[Records from a data collection]
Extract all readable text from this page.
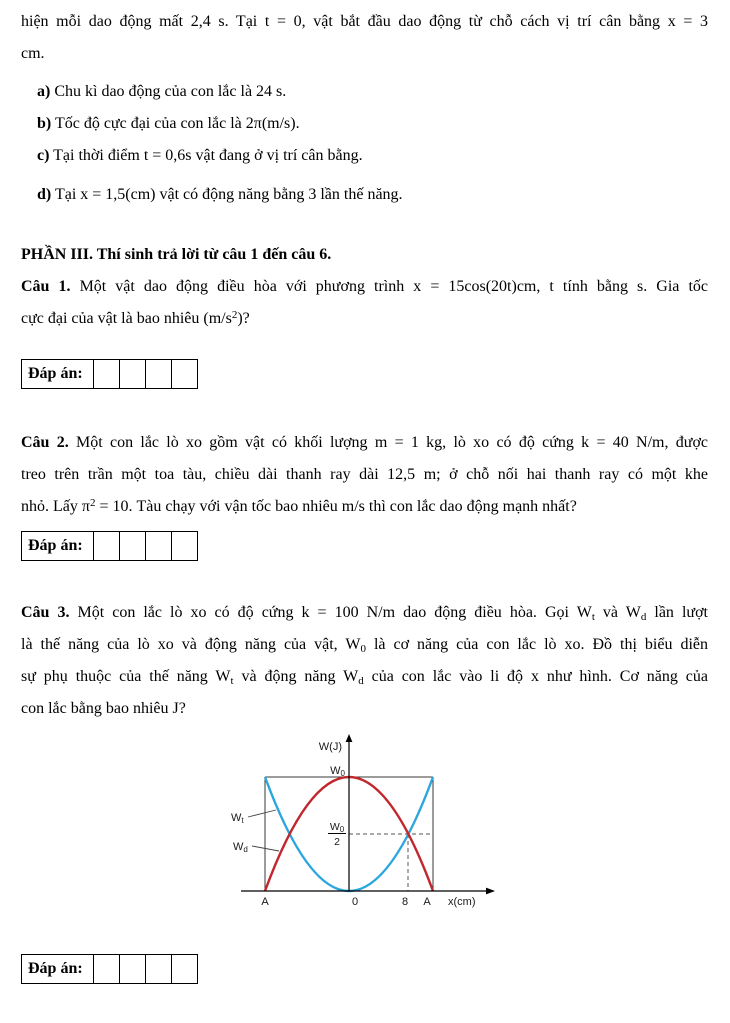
hiện mỗi dao động mất 2,4 s. Tại t = 0, vật bắt đầu dao động từ chỗ cách vị trí cân bằng x = 3
cm.
a) Chu kì dao động của con lắc là 24 s.
b) Tốc độ cực đại của con lắc là 2π(m/s).
c) Tại thời điểm t = 0,6s vật đang ở vị trí cân bằng.
d) Tại x = 1,5(cm) vật có động năng bằng 3 lần thế năng.
PHẦN III. Thí sinh trả lời từ câu 1 đến câu 6.
Câu 1. Một vật dao động điều hòa với phương trình x = 15cos(20t)cm, t tính bằng s. Gia tốc
cực đại của vật là bao nhiêu $(m/s^2)$?
Đáp án:				
Câu 2. Một con lắc lò xo gồm vật có khối lượng m = 1 kg, lò xo có độ cứng k = 40 N/m, được
treo trên trần một toa tàu, chiều dài thanh ray dài 12,5 m; ở chỗ nối hai thanh ray có một khe
nhỏ. Lấy $\pi^2 = 10$. Tàu chạy với vận tốc bao nhiêu m/s thì con lắc dao động mạnh nhất?
Đáp án:				
Câu 3. Một con lắc lò xo có độ cứng k = 100 N/m dao động điều hòa. Gọi $W_t$ và $W_d$ lần lượt
là thế năng của lò xo và động năng của vật, $W_0$ là cơ năng của con lắc lò xo. Đồ thị biểu diễn
sự phụ thuộc của thế năng $W_t$ và động năng $W_d$ của con lắc vào li độ x như hình. Cơ năng của
con lắc bằng bao nhiêu J?
W0
2
W(J)
W0
Wt
Wd
A	0	8 A x(cm)
Đáp án:				
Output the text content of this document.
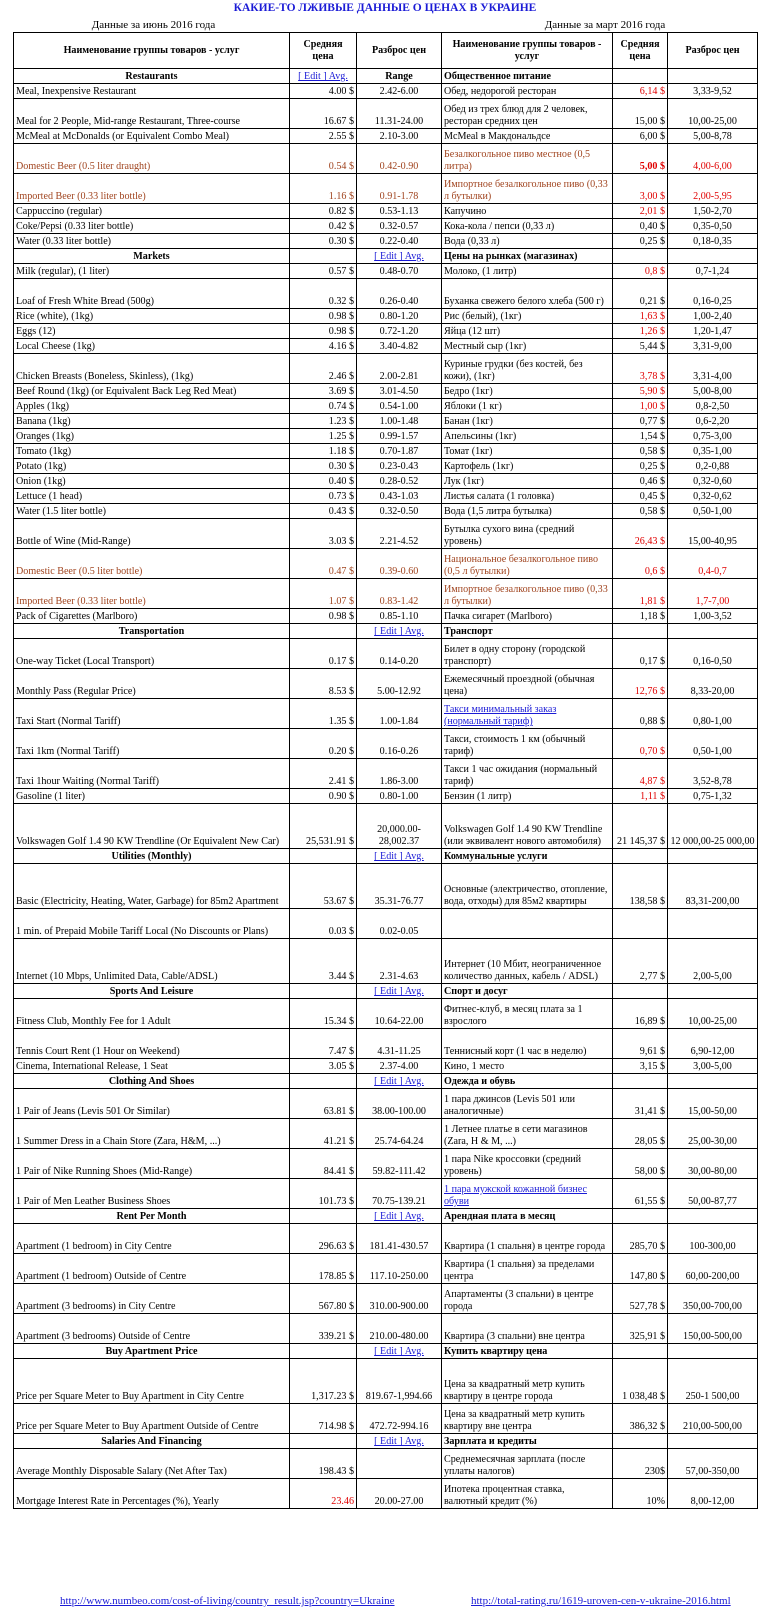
КАКИЕ-ТО ЛЖИВЫЕ ДАННЫЕ О ЦЕНАХ В УКРАИНЕ
Данные за июнь 2016 года	Данные за март 2016 года
Наименование группы товаров - услуг	Средняя цена	Разброс цен	Наименование группы товаров - услуг	Средняя цена	Разброс цен
Restaurants	[ Edit ] Avg.	Range	Общественное питание		
Meal, Inexpensive Restaurant	4.00 $	2.42-6.00	Обед, недорогой ресторан	6,14 $	3,33-9,52
Meal for 2 People, Mid-range Restaurant, Three-course	16.67 $	11.31-24.00	Обед из трех блюд для 2 человек, ресторан средних цен	15,00 $	10,00-25,00
McMeal at McDonalds (or Equivalent Combo Meal)	2.55 $	2.10-3.00	McMeal в Макдональдсе	6,00 $	5,00-8,78
Domestic Beer (0.5 liter draught)	0.54 $	0.42-0.90	Безалкогольное пиво местное (0,5 литра)	5,00 $	4,00-6,00
Imported Beer (0.33 liter bottle)	1.16 $	0.91-1.78	Импортное безалкогольное пиво (0,33 л бутылки)	3,00 $	2,00-5,95
Cappuccino (regular)	0.82 $	0.53-1.13	Капучино	2,01 $	1,50-2,70
Coke/Pepsi (0.33 liter bottle)	0.42 $	0.32-0.57	Кока-кола / пепси (0,33 л)	0,40 $	0,35-0,50
Water (0.33 liter bottle)	0.30 $	0.22-0.40	Вода (0,33 л)	0,25 $	0,18-0,35
Markets		[ Edit ] Avg.	Цены на рынках (магазинах)		
Milk (regular), (1 liter)	0.57 $	0.48-0.70	Молоко, (1 литр)	0,8 $	0,7-1,24
Loaf of Fresh White Bread (500g)	0.32 $	0.26-0.40	Буханка свежего белого хлеба (500 г)	0,21 $	0,16-0,25
Rice (white), (1kg)	0.98 $	0.80-1.20	Рис (белый), (1кг)	1,63 $	1,00-2,40
Eggs (12)	0.98 $	0.72-1.20	Яйца (12 шт)	1,26 $	1,20-1,47
Local Cheese (1kg)	4.16 $	3.40-4.82	Местный сыр (1кг)	5,44 $	3,31-9,00
Chicken Breasts (Boneless, Skinless), (1kg)	2.46 $	2.00-2.81	Куриные грудки (без костей, без кожи), (1кг)	3,78 $	3,31-4,00
Beef Round (1kg) (or Equivalent Back Leg Red Meat)	3.69 $	3.01-4.50	Бедро (1кг)	5,90 $	5,00-8,00
Apples (1kg)	0.74 $	0.54-1.00	Яблоки (1 кг)	1,00 $	0,8-2,50
Banana (1kg)	1.23 $	1.00-1.48	Банан (1кг)	0,77 $	0,6-2,20
Oranges (1kg)	1.25 $	0.99-1.57	Апельсины (1кг)	1,54 $	0,75-3,00
Tomato (1kg)	1.18 $	0.70-1.87	Томат (1кг)	0,58 $	0,35-1,00
Potato (1kg)	0.30 $	0.23-0.43	Картофель (1кг)	0,25 $	0,2-0,88
Onion (1kg)	0.40 $	0.28-0.52	Лук (1кг)	0,46 $	0,32-0,60
Lettuce (1 head)	0.73 $	0.43-1.03	Листья салата (1 головка)	0,45 $	0,32-0,62
Water (1.5 liter bottle)	0.43 $	0.32-0.50	Вода (1,5 литра бутылка)	0,58 $	0,50-1,00
Bottle of Wine (Mid-Range)	3.03 $	2.21-4.52	Бутылка сухого вина (средний уровень)	26,43 $	15,00-40,95
Domestic Beer (0.5 liter bottle)	0.47 $	0.39-0.60	Национальное безалкогольное пиво (0,5 л бутылки)	0,6 $	0,4-0,7
Imported Beer (0.33 liter bottle)	1.07 $	0.83-1.42	Импортное безалкогольное пиво (0,33 л бутылки)	1,81 $	1,7-7,00
Pack of Cigarettes (Marlboro)	0.98 $	0.85-1.10	Пачка сигарет (Marlboro)	1,18 $	1,00-3,52
Transportation		[ Edit ] Avg.	Транспорт		
One-way Ticket (Local Transport)	0.17 $	0.14-0.20	Билет в одну сторону (городской транспорт)	0,17 $	0,16-0,50
Monthly Pass (Regular Price)	8.53 $	5.00-12.92	Ежемесячный проездной (обычная цена)	12,76 $	8,33-20,00
Taxi Start (Normal Tariff)	1.35 $	1.00-1.84	Такси минимальный заказ (нормальный тариф)	0,88 $	0,80-1,00
Taxi 1km (Normal Tariff)	0.20 $	0.16-0.26	Такси, стоимость 1 км (обычный тариф)	0,70 $	0,50-1,00
Taxi 1hour Waiting (Normal Tariff)	2.41 $	1.86-3.00	Такси 1 час ожидания (нормальный тариф)	4,87 $	3,52-8,78
Gasoline (1 liter)	0.90 $	0.80-1.00	Бензин (1 литр)	1,11 $	0,75-1,32
Volkswagen Golf 1.4 90 KW Trendline (Or Equivalent New Car)	25,531.91 $	20,000.00-28,002.37	Volkswagen Golf 1.4 90 KW Trendline (или эквивалент нового автомобиля)	21 145,37 $	12 000,00-25 000,00
Utilities (Monthly)		[ Edit ] Avg.	Коммунальные услуги		
Basic (Electricity, Heating, Water, Garbage) for 85m2 Apartment	53.67 $	35.31-76.77	Основные (электричество, отопление, вода, отходы) для 85м2 квартиры	138,58 $	83,31-200,00
1 min. of Prepaid Mobile Tariff Local (No Discounts or Plans)	0.03 $	0.02-0.05			
Internet (10 Mbps, Unlimited Data, Cable/ADSL)	3.44 $	2.31-4.63	Интернет (10 Мбит, неограниченное количество данных, кабель / ADSL)	2,77 $	2,00-5,00
Sports And Leisure		[ Edit ] Avg.	Спорт и досуг		
Fitness Club, Monthly Fee for 1 Adult	15.34 $	10.64-22.00	Фитнес-клуб, в месяц плата за 1 взрослого	16,89 $	10,00-25,00
Tennis Court Rent (1 Hour on Weekend)	7.47 $	4.31-11.25	Теннисный корт (1 час в неделю)	9,61 $	6,90-12,00
Cinema, International Release, 1 Seat	3.05 $	2.37-4.00	Кино, 1 место	3,15 $	3,00-5,00
Clothing And Shoes		[ Edit ] Avg.	Одежда и обувь		
1 Pair of Jeans (Levis 501 Or Similar)	63.81 $	38.00-100.00	1 пара джинсов (Levis 501 или аналогичные)	31,41 $	15,00-50,00
1 Summer Dress in a Chain Store (Zara, H&M, ...)	41.21 $	25.74-64.24	1 Летнее платье в сети магазинов (Zara, H & M, ...)	28,05 $	25,00-30,00
1 Pair of Nike Running Shoes (Mid-Range)	84.41 $	59.82-111.42	1 пара Nike кроссовки (средний уровень)	58,00 $	30,00-80,00
1 Pair of Men Leather Business Shoes	101.73 $	70.75-139.21	1 пара мужской кожанной бизнес обуви	61,55 $	50,00-87,77
Rent Per Month		[ Edit ] Avg.	Арендная плата в месяц		
Apartment (1 bedroom) in City Centre	296.63 $	181.41-430.57	Квартира (1 спальня) в центре города	285,70 $	100-300,00
Apartment (1 bedroom) Outside of Centre	178.85 $	117.10-250.00	Квартира (1 спальня) за пределами центра	147,80 $	60,00-200,00
Apartment (3 bedrooms) in City Centre	567.80 $	310.00-900.00	Апартаменты (3 спальни) в центре города	527,78 $	350,00-700,00
Apartment (3 bedrooms) Outside of Centre	339.21 $	210.00-480.00	Квартира (3 спальни) вне центра	325,91 $	150,00-500,00
Buy Apartment Price		[ Edit ] Avg.	Купить квартиру цена		
Price per Square Meter to Buy Apartment in City Centre	1,317.23 $	819.67-1,994.66	Цена за квадратный метр купить квартиру в центре города	1 038,48 $	250-1 500,00
Price per Square Meter to Buy Apartment Outside of Centre	714.98 $	472.72-994.16	Цена за квадратный метр купить квартиру вне центра	386,32 $	210,00-500,00
Salaries And Financing		[ Edit ] Avg.	Зарплата и кредиты		
Average Monthly Disposable Salary (Net After Tax)	198.43 $		Среднемесячная зарплата (после уплаты налогов)	230$	57,00-350,00
Mortgage Interest Rate in Percentages (%), Yearly	23.46	20.00-27.00	Ипотека процентная ставка, валютный кредит (%)	10%	8,00-12,00
http://www.numbeo.com/cost-of-living/country_result.jsp?country=Ukraine	http://total-rating.ru/1619-uroven-cen-v-ukraine-2016.html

What is needed => Using the listing above, pick out each line that contains the word "Water", then copy it.

Full solution =>
Water (0.33 liter bottle)	0.30 $	0.22-0.40	Вода (0,33 л)	0,25 $	0,18-0,35
Water (1.5 liter bottle)	0.43 $	0.32-0.50	Вода (1,5 литра бутылка)	0,58 $	0,50-1,00
Basic (Electricity, Heating, Water, Garbage) for 85m2 Apartment	53.67 $	35.31-76.77	Основные (электричество, отопление, вода, отходы) для 85м2 квартиры	138,58 $	83,31-200,00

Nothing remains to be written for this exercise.